▶ **MATERIAL SUPPLIED**
* START *

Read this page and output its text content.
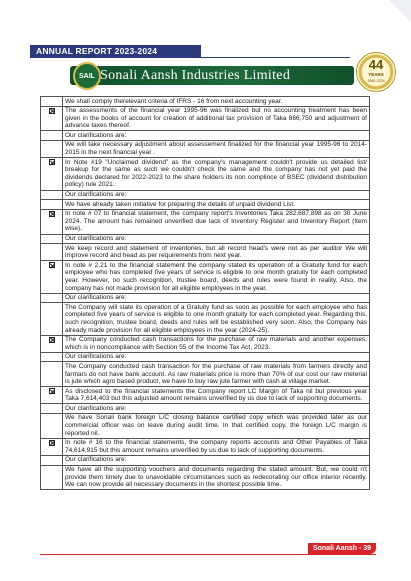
ANNUAL REPORT 2023-2024
SAIL Sonali Aansh Industries Limited
44
YEARS
1980-2024
	We shall comply therelevant criteria of IFRS - 16 from next accounting year.
	The assessments of the financial year 1995-96 was finalized but no accounting treatment has been given in the books of account for creation of additional tax provision of Taka 866,750 and adjustment of advance taxes thereof.
	Our clarifications are:
	We will take necessary adjustment about assessement finalized for the financial year 1995-96 to 2014-2015 in the next financial year .
	In Note #19 "Unclaimed dividend" as the company's management couldn't provide us detailed list/ breakup for the same as such we couldn't check the same and the company has not yet paid the dividends declared for 2022-2023 to the share holders its non complince of BSEC (dividend distribution policy) rule 2021.
	Our clarifications are:
	We have already taken initiative for preparing the details of unpaid dividend List.
	In note # 07 to financial statement, the company report's Inventories Taka 282,687,898 as on 30 June 2024. The amount has remained unverified due lack of Inventory Register and Inventory Report (Item wise).
	Our clarifications are:
	We keep record and statement of inventories, but all record head's were not as per auditor We will improve record and head as per requirements from next year.
	In note # 2.21 to the financial statement the company stated its operation of a Gratuity fund for each employee who has completed five years of service is eligible to one month gratuity for each completed year. However, no such recognition, trustee board, deeds and rules were found in reality. Also, the company has not made provision for all eligible employees in the year.
	Our clarifications are:
	The Company will state its operation of a Gratuity fund as soon as possible for each employee who has completed five years of service is eligible to one month gratuity for each completed year. Regarding this, such recognition, trustee board, deeds and rules will be established very soon. Also, the Company has already made provision for all eligible employees in the year (2024-25).
	The Company conducted cash transactions for the purchase of raw materials and another expenses, which is in noncompliance with Section 55 of the Income Tax Act, 2023.
	Our clarifications are:
	The Company conducted cash transaction for the purchase of raw materials from farmers directly and farmars do not have bank account. As raw materials price is more than 70% of our cost our raw meterial is jute which agro based product, we have to buy raw jute farmer with cash at village market.
	As disclosed to the financial statements the Company report LC Margin of Taka nil but previous year Taka 7,614,403 but this adjusted amount remains unverified by us due to lack of supporting documents.
	Our clarifications are:
	We have Sonali bank foreign L/C closing balance certified copy which was provided later as our commercial officer was on leave during audit time. In that certified copy, the foreign L/C margin is reported nil.
	In note # 16 to the financial statements, the company reports accounts and Other Payables of Taka 74,614,915 but this amount remains unverified by us due to lack of supporting documents.
	Our clarifications are:
	We have all the supporting vouchers and documents regarding the stated amount. But, we could n't provide them timely due to unavoidable circumstances such as redecorating our office interior recently. We can now provide all necessary documents in the shortest possible time.
Sonali Aansh - 39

* END *

▶ **AIM**
Transcribe the whole listing exactly. Pictures stay out of your copy.

▶ **RESPONSE TO THIS TASK**
Read this page and output its text content.
ANNUAL REPORT 2023-2024
SAIL Sonali Aansh Industries Limited
44
YEARS
1980-2024
	We shall comply therelevant criteria of IFRS - 16 from next accounting year.
	The assessments of the financial year 1995-96 was finalized but no accounting treatment has been given in the books of account for creation of additional tax provision of Taka 866,750 and adjustment of advance taxes thereof.
	Our clarifications are:
	We will take necessary adjustment about assessement finalized for the financial year 1995-96 to 2014-2015 in the next financial year .
	In Note #19 "Unclaimed dividend" as the company's management couldn't provide us detailed list/ breakup for the same as such we couldn't check the same and the company has not yet paid the dividends declared for 2022-2023 to the share holders its non complince of BSEC (dividend distribution policy) rule 2021.
	Our clarifications are:
	We have already taken initiative for preparing the details of unpaid dividend List.
	In note # 07 to financial statement, the company report's Inventories Taka 282,687,898 as on 30 June 2024. The amount has remained unverified due lack of Inventory Register and Inventory Report (Item wise).
	Our clarifications are:
	We keep record and statement of inventories, but all record head's were not as per auditor We will improve record and head as per requirements from next year.
	In note # 2.21 to the financial statement the company stated its operation of a Gratuity fund for each employee who has completed five years of service is eligible to one month gratuity for each completed year. However, no such recognition, trustee board, deeds and rules were found in reality. Also, the company has not made provision for all eligible employees in the year.
	Our clarifications are:
	The Company will state its operation of a Gratuity fund as soon as possible for each employee who has completed five years of service is eligible to one month gratuity for each completed year. Regarding this, such recognition, trustee board, deeds and rules will be established very soon. Also, the Company has already made provision for all eligible employees in the year (2024-25).
	The Company conducted cash transactions for the purchase of raw materials and another expenses, which is in noncompliance with Section 55 of the Income Tax Act, 2023.
	Our clarifications are:
	The Company conducted cash transaction for the purchase of raw materials from farmers directly and farmars do not have bank account. As raw materials price is more than 70% of our cost our raw meterial is jute which agro based product, we have to buy raw jute farmer with cash at village market.
	As disclosed to the financial statements the Company report LC Margin of Taka nil but previous year Taka 7,614,403 but this adjusted amount remains unverified by us due to lack of supporting documents.
	Our clarifications are:
	We have Sonali bank foreign L/C closing balance certified copy which was provided later as our commercial officer was on leave during audit time. In that certified copy, the foreign L/C margin is reported nil.
	In note # 16 to the financial statements, the company reports accounts and Other Payables of Taka 74,614,915 but this amount remains unverified by us due to lack of supporting documents.
	Our clarifications are:
	We have all the supporting vouchers and documents regarding the stated amount. But, we could n't provide them timely due to unavoidable circumstances such as redecorating our office interior recently. We can now provide all necessary documents in the shortest possible time.
Sonali Aansh - 39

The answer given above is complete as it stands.